- Brief
For each line in the data below that holds "close", return a copy.

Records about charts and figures
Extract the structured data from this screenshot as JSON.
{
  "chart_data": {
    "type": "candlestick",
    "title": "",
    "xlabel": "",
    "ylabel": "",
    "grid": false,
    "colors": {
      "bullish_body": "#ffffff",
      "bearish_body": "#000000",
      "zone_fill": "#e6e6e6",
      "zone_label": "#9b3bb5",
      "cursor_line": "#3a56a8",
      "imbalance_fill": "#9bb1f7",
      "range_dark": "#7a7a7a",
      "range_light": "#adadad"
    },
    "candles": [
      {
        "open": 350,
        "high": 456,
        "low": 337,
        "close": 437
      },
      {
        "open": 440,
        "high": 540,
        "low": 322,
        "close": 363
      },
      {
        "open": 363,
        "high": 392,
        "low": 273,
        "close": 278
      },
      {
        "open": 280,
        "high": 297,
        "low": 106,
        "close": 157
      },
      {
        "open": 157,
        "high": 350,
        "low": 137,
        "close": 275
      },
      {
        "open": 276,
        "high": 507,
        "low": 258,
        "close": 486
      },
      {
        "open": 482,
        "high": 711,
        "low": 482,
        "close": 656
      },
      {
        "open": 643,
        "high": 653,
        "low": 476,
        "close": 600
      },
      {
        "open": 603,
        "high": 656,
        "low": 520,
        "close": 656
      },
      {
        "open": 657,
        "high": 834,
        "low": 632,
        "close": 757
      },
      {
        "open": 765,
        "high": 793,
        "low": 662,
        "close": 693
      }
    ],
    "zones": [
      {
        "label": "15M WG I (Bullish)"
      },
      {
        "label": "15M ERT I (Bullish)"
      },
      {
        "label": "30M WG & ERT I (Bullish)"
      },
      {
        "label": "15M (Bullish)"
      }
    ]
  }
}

- Answer below
        "close": 437
        "close": 363
        "close": 278
        "close": 157
        "close": 275
        "close": 486
        "close": 656
        "close": 600
        "close": 656
        "close": 757
        "close": 693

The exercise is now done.